> Work to complete
Identify each line containing the word "básico" and copy it.

(Saved entries)
--------------------------------

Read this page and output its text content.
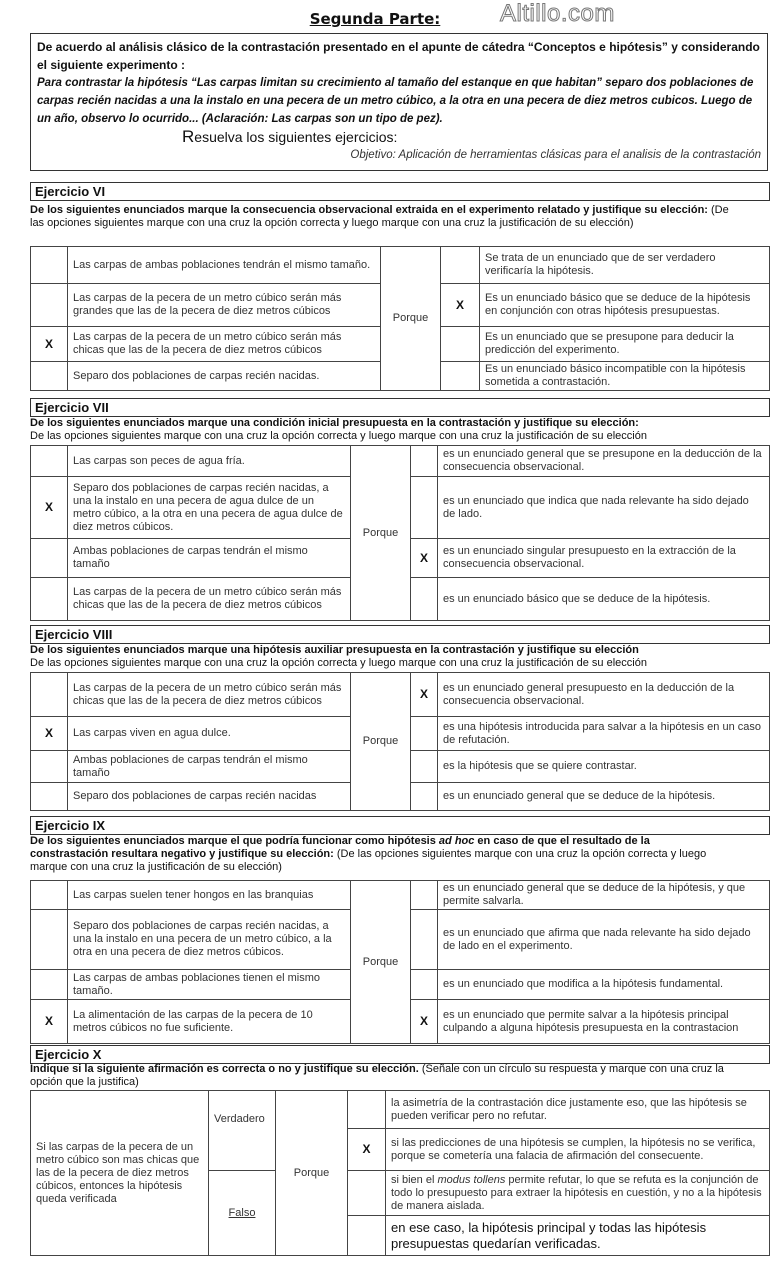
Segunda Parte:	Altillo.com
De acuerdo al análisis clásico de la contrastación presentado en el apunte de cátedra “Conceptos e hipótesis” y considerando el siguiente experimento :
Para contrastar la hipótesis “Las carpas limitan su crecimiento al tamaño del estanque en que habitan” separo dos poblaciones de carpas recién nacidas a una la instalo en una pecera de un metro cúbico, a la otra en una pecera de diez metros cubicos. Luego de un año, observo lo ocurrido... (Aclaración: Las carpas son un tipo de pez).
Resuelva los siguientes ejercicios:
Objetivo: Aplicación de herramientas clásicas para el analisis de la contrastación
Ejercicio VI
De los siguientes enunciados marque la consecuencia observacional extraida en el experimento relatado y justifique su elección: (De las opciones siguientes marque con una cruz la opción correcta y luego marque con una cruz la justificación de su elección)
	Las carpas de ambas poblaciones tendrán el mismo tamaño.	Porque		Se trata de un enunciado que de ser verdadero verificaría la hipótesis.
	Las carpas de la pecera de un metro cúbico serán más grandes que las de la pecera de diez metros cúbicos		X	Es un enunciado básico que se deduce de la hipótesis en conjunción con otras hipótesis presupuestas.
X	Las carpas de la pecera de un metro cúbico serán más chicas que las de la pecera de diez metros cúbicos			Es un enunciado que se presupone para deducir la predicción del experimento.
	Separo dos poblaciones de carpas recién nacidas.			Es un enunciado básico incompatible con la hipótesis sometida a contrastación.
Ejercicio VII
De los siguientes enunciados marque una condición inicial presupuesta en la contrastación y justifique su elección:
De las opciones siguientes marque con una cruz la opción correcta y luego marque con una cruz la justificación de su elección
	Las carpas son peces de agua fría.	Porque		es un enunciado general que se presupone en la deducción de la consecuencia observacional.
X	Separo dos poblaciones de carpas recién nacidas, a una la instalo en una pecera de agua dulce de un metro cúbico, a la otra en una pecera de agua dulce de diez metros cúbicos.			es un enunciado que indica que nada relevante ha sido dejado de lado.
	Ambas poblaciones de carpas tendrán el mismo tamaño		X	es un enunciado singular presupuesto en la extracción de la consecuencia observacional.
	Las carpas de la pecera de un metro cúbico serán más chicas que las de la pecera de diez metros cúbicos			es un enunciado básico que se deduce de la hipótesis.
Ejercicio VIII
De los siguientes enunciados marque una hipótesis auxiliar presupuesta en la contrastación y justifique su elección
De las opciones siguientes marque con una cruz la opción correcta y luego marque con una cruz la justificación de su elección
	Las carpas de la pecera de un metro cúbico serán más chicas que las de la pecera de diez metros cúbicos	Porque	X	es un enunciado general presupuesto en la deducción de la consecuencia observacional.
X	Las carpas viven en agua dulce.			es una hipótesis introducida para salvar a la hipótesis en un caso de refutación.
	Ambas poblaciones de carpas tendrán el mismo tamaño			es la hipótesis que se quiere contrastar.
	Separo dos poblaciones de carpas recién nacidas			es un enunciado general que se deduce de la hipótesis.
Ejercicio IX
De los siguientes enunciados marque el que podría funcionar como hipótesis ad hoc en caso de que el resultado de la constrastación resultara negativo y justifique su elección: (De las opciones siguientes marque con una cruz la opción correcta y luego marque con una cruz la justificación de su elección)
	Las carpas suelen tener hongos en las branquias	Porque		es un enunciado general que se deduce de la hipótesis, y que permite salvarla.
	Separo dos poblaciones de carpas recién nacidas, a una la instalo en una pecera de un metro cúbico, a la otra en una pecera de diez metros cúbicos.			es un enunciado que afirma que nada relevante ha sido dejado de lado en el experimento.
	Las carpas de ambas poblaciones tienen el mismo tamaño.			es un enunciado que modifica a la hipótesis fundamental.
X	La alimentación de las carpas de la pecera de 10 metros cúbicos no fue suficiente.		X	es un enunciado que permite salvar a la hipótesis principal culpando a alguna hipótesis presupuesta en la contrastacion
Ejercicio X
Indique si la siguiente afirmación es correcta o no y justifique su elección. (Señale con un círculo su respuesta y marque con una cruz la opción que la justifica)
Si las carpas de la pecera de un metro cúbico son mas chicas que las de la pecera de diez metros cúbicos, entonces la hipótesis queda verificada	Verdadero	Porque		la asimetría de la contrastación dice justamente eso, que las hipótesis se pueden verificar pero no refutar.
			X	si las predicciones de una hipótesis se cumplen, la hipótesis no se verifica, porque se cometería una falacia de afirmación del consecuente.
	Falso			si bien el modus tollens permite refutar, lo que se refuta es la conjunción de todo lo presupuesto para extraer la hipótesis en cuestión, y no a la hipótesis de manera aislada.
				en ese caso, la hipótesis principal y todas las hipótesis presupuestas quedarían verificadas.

--------------------------------

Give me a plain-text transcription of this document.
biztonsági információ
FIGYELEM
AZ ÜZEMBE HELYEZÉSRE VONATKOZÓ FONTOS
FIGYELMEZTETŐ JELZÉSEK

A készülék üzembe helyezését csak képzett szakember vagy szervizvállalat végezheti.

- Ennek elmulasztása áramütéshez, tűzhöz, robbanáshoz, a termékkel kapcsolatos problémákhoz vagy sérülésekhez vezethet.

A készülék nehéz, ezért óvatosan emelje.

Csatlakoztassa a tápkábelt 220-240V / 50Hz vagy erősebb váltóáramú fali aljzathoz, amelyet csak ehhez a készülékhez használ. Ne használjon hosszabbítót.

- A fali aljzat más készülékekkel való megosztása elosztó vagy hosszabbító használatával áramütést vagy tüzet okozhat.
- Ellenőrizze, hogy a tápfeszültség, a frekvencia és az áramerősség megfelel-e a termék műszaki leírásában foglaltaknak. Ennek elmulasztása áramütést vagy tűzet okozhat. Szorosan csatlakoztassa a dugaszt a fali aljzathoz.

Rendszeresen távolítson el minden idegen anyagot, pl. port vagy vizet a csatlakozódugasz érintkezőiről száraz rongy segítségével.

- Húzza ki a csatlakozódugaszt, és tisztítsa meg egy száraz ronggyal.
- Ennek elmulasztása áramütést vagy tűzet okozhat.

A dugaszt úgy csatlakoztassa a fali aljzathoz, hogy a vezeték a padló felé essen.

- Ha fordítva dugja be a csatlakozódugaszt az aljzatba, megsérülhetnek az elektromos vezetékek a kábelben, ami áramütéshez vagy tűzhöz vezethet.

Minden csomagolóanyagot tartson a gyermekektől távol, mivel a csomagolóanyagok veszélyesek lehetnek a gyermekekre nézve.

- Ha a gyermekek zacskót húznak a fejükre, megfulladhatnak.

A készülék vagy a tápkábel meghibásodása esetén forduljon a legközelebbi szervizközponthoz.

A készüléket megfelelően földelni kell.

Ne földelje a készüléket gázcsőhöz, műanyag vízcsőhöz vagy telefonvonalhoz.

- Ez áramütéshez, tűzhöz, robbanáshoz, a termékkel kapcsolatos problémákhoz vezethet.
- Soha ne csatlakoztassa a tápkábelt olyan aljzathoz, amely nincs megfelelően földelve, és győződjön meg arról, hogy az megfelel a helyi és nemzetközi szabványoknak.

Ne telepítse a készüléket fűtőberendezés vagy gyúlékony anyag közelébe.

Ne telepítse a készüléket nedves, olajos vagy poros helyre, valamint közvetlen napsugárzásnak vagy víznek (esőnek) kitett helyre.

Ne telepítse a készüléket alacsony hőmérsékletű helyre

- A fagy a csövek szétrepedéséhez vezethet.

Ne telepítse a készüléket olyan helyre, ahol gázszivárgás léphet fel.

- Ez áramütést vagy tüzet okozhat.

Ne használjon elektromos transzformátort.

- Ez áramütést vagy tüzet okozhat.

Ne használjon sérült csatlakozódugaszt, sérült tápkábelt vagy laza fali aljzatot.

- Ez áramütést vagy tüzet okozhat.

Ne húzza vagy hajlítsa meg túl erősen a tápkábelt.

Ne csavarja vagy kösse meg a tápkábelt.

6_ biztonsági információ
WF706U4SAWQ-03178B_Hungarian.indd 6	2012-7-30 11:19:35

--------------------------------

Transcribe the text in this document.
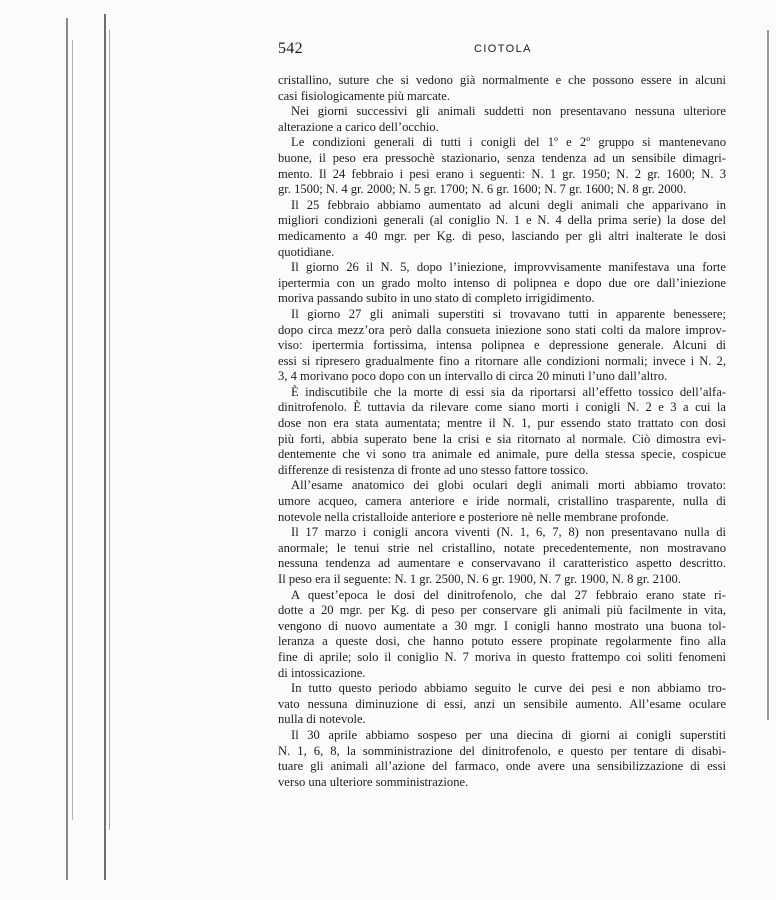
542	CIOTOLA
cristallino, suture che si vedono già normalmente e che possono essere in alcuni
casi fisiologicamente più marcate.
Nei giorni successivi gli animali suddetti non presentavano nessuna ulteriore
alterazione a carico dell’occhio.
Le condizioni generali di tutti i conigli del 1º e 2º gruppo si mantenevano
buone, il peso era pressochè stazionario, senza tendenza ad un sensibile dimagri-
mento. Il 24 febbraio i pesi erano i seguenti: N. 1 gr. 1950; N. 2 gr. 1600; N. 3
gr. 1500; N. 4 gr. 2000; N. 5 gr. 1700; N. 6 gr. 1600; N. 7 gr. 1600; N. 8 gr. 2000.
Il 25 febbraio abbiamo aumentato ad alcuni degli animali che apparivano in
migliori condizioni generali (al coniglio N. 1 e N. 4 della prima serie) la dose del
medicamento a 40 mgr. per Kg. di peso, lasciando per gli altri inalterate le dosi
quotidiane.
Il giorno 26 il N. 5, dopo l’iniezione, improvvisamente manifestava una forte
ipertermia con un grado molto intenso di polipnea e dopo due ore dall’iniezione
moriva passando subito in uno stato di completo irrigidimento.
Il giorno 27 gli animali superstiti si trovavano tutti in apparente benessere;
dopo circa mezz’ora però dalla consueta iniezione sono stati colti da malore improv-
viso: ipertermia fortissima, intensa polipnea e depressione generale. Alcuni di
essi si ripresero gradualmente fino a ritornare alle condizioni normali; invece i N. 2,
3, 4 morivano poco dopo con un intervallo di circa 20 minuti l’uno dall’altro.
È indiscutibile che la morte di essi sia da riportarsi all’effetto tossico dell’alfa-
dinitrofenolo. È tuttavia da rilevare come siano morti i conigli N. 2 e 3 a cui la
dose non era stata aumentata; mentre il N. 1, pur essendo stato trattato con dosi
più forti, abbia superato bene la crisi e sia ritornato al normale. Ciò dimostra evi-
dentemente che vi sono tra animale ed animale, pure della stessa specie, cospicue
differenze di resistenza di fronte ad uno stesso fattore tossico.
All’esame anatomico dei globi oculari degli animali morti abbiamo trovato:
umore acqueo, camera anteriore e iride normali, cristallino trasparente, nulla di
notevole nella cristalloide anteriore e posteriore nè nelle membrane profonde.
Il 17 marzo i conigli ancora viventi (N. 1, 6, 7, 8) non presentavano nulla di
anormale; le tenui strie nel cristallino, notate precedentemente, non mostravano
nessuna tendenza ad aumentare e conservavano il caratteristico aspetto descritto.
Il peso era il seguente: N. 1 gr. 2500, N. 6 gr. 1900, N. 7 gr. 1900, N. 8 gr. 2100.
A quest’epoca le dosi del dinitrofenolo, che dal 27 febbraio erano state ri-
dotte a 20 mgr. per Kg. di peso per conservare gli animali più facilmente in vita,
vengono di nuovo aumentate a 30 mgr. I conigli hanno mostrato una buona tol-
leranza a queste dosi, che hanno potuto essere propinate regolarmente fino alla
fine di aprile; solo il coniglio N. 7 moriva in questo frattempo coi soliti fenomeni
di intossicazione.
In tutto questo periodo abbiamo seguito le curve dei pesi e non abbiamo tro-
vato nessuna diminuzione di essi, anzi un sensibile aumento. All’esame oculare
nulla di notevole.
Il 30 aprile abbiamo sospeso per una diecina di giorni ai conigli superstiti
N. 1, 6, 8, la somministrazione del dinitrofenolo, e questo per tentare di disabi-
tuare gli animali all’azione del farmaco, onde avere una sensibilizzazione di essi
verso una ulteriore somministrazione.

--------------------------------

> Answer to the problem
	Las carpas de la pecera de un metro cúbico serán más grandes que las de la pecera de diez metros cúbicos		X	Es un enunciado básico que se deduce de la hipótesis en conjunción con otras hipótesis presupuestas.
	Separo dos poblaciones de carpas recién nacidas.			Es un enunciado básico incompatible con la hipótesis sometida a contrastación.
	Las carpas de la pecera de un metro cúbico serán más chicas que las de la pecera de diez metros cúbicos			es un enunciado básico que se deduce de la hipótesis.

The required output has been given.